— start Dataset records —

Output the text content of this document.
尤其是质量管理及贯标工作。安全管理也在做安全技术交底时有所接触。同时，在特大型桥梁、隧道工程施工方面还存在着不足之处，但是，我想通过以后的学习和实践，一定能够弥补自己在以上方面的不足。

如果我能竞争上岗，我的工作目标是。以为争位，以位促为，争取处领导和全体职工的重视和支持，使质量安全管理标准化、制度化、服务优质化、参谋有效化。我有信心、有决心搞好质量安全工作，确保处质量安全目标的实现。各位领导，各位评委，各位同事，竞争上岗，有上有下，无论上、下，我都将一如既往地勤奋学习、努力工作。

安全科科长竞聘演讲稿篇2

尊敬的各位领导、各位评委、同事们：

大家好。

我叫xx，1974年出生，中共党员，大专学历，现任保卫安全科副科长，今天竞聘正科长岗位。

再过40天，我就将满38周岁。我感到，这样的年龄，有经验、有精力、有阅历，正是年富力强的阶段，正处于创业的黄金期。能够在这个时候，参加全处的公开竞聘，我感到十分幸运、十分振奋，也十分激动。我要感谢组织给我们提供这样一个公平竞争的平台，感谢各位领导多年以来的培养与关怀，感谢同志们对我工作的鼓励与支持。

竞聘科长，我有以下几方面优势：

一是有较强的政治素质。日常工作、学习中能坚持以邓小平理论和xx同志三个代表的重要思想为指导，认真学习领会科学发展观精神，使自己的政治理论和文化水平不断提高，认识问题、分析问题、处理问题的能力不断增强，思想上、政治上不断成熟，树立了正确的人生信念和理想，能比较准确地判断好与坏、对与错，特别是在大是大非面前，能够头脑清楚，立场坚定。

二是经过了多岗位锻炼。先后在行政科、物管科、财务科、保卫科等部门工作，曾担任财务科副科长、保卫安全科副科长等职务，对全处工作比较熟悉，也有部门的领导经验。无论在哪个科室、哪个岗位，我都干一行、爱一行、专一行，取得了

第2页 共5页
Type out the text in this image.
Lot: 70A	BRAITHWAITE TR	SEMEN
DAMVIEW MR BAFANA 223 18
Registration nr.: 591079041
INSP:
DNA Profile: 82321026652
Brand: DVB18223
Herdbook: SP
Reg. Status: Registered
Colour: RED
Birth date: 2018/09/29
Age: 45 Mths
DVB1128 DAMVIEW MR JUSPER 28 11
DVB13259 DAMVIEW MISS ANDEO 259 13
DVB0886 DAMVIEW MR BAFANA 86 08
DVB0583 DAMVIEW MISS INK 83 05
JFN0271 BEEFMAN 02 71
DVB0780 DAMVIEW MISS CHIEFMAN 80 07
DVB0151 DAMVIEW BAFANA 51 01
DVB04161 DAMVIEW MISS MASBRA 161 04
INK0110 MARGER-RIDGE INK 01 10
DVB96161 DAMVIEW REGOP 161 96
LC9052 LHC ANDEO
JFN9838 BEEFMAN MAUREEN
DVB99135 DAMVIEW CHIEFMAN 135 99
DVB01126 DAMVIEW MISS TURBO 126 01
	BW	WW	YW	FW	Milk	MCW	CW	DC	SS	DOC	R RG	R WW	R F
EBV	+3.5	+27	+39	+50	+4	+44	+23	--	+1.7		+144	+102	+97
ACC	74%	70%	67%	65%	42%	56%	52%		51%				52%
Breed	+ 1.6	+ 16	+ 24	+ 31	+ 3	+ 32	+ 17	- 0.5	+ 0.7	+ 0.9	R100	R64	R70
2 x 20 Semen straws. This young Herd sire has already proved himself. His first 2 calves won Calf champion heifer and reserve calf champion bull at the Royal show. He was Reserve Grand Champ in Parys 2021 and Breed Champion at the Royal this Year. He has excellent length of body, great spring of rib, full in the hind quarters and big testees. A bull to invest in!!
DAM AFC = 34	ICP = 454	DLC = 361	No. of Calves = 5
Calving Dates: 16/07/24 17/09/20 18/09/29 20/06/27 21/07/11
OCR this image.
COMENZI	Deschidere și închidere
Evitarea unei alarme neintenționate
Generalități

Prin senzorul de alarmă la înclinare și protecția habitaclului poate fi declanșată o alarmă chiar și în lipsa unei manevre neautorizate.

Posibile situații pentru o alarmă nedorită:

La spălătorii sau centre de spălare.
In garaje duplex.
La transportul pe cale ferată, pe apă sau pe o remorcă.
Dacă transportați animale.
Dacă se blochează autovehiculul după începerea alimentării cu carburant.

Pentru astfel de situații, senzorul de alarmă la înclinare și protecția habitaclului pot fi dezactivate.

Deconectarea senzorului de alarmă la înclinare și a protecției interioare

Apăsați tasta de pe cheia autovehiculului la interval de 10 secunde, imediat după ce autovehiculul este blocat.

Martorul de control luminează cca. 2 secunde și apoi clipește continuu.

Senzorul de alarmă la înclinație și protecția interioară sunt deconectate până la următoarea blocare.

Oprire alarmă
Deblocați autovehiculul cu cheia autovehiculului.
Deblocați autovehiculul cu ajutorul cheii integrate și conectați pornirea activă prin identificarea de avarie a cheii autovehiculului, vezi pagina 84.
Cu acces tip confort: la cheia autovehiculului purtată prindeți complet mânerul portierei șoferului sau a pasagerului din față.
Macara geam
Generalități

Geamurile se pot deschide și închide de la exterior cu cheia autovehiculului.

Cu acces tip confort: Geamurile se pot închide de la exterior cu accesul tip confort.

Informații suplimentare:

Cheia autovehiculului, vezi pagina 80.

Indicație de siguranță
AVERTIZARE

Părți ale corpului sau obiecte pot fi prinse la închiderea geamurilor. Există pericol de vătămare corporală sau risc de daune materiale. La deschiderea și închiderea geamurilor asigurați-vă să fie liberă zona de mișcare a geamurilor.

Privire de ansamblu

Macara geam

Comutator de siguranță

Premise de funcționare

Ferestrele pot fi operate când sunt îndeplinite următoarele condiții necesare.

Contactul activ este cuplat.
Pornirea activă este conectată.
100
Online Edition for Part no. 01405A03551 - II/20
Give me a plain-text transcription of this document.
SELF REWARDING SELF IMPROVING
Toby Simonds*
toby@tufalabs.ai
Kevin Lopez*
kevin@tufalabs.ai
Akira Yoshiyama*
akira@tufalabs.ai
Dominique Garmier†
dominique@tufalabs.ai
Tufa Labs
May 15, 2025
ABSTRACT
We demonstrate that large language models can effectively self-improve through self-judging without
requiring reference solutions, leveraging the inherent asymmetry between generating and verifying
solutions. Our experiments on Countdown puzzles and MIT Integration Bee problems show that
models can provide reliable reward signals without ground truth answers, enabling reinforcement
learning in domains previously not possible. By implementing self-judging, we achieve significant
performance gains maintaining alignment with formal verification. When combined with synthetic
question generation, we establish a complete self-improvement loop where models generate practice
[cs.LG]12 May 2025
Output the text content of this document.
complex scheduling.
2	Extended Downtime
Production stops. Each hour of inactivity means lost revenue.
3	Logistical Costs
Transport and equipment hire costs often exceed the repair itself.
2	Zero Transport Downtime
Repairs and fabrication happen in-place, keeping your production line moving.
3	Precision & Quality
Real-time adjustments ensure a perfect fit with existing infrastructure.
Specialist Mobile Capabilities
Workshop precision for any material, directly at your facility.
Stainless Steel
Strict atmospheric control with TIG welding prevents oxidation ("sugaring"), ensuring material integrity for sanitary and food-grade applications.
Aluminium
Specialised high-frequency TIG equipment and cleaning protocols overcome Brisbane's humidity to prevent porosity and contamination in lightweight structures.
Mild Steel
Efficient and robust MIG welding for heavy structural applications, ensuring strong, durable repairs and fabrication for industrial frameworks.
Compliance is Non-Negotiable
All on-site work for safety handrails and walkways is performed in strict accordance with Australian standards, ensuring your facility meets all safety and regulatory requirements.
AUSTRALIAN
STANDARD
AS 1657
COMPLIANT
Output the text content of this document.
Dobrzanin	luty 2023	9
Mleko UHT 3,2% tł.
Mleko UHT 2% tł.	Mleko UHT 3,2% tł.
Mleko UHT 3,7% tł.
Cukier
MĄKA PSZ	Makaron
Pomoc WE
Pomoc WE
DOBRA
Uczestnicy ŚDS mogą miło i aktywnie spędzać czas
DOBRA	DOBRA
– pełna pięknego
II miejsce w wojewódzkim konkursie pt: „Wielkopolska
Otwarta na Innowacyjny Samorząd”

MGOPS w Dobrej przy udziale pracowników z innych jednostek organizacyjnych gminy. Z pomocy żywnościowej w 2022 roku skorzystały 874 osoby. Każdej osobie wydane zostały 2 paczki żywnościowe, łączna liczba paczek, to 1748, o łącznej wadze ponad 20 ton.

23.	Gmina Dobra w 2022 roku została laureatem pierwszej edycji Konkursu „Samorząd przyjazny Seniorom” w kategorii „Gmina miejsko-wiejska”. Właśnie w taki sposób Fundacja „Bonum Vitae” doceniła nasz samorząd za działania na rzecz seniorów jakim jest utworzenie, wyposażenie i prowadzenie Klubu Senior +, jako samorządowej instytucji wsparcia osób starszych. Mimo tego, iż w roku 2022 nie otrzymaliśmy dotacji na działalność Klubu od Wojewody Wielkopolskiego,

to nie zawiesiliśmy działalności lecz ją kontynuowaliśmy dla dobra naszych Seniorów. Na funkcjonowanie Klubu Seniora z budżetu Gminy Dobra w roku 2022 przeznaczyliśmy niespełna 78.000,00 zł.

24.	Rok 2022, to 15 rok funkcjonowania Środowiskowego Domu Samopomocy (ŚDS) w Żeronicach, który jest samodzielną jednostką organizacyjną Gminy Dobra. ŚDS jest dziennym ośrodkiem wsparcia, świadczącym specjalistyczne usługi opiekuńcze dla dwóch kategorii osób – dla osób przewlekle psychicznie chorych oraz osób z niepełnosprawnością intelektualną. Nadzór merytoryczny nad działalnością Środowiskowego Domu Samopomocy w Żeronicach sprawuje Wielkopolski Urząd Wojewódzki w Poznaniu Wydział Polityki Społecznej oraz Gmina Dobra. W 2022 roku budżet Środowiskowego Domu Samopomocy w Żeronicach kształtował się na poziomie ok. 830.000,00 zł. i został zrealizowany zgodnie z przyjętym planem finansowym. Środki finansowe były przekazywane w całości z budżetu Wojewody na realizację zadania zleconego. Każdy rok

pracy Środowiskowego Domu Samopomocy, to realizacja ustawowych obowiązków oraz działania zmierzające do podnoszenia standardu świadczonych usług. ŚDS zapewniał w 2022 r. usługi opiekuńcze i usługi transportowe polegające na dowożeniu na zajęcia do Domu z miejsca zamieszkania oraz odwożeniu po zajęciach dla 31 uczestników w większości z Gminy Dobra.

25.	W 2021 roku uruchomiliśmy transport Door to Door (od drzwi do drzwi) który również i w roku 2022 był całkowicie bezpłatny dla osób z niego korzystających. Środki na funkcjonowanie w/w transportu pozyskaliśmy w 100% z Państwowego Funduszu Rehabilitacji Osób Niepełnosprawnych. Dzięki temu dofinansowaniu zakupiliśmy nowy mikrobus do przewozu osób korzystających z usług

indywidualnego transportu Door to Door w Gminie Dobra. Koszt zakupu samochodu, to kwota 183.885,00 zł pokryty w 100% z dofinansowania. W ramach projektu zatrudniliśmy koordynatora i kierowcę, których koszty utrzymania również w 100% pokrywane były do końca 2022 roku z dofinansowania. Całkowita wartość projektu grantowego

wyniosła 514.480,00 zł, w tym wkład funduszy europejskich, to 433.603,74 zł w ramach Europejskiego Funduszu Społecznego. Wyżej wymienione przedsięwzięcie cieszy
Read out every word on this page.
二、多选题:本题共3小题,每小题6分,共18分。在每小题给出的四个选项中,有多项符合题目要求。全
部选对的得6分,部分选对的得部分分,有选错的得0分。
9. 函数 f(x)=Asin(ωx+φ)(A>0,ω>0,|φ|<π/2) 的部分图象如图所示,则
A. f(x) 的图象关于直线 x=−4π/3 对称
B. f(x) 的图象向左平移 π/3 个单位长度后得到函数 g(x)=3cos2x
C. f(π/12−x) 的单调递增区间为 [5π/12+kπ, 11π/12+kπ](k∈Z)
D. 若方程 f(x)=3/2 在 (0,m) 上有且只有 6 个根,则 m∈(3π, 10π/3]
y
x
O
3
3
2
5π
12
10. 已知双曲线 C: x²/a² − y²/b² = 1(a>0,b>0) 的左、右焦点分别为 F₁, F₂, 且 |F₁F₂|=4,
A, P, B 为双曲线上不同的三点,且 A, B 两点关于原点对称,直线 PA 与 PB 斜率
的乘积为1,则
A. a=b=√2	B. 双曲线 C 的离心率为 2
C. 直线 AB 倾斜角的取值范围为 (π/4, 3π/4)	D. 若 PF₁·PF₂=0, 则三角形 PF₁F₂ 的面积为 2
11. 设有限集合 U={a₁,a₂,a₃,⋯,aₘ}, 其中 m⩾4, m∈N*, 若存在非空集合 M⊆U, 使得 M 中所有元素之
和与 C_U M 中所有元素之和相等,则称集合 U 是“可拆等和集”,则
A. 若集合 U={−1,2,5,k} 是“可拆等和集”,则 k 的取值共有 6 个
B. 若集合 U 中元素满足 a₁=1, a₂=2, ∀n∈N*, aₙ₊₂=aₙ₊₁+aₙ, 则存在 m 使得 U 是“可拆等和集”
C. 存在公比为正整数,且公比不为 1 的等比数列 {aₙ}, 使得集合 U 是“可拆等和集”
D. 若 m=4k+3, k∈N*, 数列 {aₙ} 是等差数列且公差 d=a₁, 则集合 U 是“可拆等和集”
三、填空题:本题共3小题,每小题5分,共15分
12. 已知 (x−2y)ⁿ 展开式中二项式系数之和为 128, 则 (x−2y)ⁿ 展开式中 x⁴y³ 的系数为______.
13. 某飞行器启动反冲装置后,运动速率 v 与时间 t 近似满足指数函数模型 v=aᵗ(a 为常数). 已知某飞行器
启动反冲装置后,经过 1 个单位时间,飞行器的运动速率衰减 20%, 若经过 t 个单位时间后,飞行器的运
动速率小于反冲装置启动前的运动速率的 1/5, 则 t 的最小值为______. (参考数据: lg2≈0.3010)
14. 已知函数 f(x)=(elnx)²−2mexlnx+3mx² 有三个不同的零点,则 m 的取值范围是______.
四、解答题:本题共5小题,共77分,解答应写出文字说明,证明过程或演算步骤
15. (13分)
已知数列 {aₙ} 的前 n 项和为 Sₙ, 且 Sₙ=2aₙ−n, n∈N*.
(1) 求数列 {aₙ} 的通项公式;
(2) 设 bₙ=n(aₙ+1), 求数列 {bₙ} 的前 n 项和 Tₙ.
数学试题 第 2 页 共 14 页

— end Dataset records —

**Exercise directions:** Check each line above for the word "Geamurile", and copy the lines where it appears.

**Problem solution:**
Geamurile se pot deschide și închide de la exterior cu cheia autovehiculului.
Cu acces tip confort: Geamurile se pot închide de la exterior cu accesul tip confort.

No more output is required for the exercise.